Dataset excerpts:
■ ■ ■ ■
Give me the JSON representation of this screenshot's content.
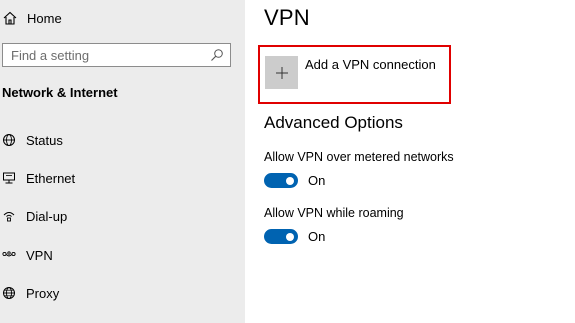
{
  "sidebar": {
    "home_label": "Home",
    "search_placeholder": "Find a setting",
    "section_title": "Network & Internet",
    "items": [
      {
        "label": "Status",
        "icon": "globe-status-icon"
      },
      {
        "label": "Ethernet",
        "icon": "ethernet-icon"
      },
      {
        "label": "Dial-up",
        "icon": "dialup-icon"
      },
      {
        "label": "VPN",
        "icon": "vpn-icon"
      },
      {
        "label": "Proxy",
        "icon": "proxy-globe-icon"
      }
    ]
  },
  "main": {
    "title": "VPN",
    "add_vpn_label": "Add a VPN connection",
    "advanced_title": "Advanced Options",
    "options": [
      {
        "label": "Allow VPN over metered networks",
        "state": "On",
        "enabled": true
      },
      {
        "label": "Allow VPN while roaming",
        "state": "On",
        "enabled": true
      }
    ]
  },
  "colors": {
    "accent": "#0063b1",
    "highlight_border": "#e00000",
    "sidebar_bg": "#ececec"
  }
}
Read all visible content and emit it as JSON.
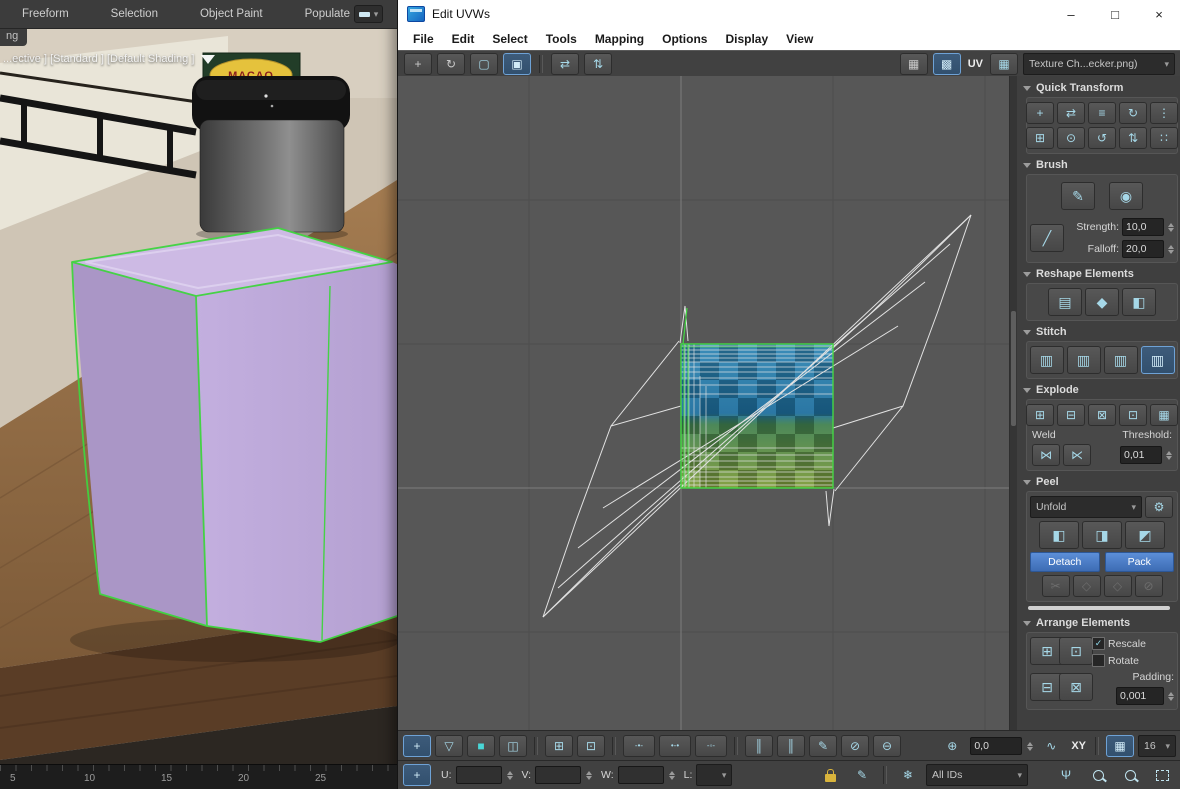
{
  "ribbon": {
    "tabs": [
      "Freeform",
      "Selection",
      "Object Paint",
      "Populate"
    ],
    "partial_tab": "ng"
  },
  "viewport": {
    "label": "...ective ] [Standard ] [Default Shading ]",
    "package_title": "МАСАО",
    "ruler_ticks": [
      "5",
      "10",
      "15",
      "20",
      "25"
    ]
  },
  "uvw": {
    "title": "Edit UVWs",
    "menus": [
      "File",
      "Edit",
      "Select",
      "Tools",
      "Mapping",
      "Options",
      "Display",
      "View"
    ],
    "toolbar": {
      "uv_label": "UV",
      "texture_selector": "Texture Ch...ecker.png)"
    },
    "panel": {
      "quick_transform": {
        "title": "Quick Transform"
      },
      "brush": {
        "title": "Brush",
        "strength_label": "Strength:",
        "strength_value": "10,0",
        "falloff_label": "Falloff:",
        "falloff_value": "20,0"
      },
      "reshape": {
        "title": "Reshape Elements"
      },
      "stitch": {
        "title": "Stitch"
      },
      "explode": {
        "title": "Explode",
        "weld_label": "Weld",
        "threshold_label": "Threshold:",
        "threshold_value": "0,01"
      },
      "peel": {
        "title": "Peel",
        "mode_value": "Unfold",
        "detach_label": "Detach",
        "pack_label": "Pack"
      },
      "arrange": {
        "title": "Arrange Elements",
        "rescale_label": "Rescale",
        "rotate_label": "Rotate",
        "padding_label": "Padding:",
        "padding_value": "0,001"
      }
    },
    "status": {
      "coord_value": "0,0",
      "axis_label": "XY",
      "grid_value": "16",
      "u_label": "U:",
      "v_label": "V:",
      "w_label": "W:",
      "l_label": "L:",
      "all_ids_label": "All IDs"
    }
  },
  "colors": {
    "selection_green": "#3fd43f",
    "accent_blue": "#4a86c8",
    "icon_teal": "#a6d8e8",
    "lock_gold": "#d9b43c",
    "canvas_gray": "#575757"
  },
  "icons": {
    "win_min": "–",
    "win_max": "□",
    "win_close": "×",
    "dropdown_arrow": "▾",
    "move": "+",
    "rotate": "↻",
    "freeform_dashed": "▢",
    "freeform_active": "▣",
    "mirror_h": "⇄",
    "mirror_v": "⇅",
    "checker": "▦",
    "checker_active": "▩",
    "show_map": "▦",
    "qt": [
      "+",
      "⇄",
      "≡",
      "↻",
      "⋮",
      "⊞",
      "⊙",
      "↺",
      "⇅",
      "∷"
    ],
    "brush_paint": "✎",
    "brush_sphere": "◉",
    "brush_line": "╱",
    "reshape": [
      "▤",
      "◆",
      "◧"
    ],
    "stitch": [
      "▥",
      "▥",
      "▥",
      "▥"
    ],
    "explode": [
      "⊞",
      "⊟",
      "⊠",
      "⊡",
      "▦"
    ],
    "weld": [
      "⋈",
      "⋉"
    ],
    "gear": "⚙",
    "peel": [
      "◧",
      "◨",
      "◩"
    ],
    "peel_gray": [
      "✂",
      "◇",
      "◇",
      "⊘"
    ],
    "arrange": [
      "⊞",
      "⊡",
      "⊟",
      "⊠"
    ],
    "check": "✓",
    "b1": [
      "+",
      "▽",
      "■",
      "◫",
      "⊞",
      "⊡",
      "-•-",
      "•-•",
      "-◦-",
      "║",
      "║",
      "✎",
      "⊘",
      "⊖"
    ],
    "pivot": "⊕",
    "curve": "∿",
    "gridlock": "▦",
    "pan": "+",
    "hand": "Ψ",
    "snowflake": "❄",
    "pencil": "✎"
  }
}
■ ■ ■ ■
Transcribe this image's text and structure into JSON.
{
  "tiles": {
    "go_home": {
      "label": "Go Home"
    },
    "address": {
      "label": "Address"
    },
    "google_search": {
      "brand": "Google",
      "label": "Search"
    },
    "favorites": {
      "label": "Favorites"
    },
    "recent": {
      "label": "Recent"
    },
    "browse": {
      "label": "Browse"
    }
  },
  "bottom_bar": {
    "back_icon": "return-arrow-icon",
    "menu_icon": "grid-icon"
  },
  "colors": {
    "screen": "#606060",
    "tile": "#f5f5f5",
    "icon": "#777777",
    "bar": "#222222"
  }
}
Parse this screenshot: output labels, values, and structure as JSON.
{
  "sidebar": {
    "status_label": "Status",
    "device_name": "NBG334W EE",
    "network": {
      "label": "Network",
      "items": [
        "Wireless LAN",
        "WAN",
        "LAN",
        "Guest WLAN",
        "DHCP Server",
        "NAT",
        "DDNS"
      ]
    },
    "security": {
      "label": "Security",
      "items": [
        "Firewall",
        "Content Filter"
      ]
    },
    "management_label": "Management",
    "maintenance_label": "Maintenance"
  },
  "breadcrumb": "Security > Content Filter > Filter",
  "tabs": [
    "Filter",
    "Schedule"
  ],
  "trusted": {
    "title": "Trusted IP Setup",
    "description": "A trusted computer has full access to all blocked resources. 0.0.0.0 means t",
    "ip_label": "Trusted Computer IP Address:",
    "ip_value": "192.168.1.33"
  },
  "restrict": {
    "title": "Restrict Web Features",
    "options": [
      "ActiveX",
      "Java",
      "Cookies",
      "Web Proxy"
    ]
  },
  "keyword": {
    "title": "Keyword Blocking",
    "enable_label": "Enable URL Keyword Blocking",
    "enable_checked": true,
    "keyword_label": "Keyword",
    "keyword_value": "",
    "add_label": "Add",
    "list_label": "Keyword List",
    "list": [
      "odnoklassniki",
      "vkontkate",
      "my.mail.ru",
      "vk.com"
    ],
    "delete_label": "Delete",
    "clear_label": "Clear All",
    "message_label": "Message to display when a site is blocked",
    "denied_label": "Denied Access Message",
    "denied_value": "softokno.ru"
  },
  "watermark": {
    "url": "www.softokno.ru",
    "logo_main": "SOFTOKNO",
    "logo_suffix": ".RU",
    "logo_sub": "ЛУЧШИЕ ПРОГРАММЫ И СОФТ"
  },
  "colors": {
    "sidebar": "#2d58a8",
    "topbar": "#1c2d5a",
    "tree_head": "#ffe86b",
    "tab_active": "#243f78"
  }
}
■ ■ ■ ■
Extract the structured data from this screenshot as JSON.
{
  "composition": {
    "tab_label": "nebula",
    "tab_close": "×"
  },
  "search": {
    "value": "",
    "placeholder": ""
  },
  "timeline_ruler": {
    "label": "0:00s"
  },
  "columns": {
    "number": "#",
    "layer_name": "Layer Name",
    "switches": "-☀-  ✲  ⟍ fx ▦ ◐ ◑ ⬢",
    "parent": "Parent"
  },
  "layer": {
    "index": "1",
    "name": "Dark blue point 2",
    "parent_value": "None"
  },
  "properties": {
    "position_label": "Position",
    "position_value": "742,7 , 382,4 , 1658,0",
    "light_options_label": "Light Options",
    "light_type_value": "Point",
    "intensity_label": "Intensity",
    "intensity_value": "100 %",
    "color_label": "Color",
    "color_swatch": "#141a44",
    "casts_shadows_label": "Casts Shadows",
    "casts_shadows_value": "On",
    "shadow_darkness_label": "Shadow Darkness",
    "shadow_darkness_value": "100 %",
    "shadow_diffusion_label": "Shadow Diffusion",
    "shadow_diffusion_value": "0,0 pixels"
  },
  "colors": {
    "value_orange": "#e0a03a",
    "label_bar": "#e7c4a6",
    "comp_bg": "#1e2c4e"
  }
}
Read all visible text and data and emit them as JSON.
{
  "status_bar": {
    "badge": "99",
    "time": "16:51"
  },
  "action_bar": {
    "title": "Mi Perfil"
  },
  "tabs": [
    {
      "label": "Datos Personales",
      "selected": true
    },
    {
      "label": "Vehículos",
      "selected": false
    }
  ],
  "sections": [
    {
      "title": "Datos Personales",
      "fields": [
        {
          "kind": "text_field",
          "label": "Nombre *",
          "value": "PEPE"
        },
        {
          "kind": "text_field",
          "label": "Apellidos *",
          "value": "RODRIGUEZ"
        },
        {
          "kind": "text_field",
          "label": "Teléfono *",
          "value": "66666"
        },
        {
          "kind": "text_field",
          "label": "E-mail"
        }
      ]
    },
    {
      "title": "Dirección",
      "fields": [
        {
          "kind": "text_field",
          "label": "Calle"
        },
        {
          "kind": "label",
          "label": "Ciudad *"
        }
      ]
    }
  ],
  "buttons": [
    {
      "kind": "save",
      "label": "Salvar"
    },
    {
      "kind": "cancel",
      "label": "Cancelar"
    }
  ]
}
■ ■ ■ ■
Take every line from the records above that has the word "this" and copy it.

(REPLY):
Give me the JSON representation of this screenshot's content.
Transcribe this image's text and structure into JSON.
Parse this screenshot: output labels, values, and structure as JSON.
Extract the structured data from this screenshot as JSON.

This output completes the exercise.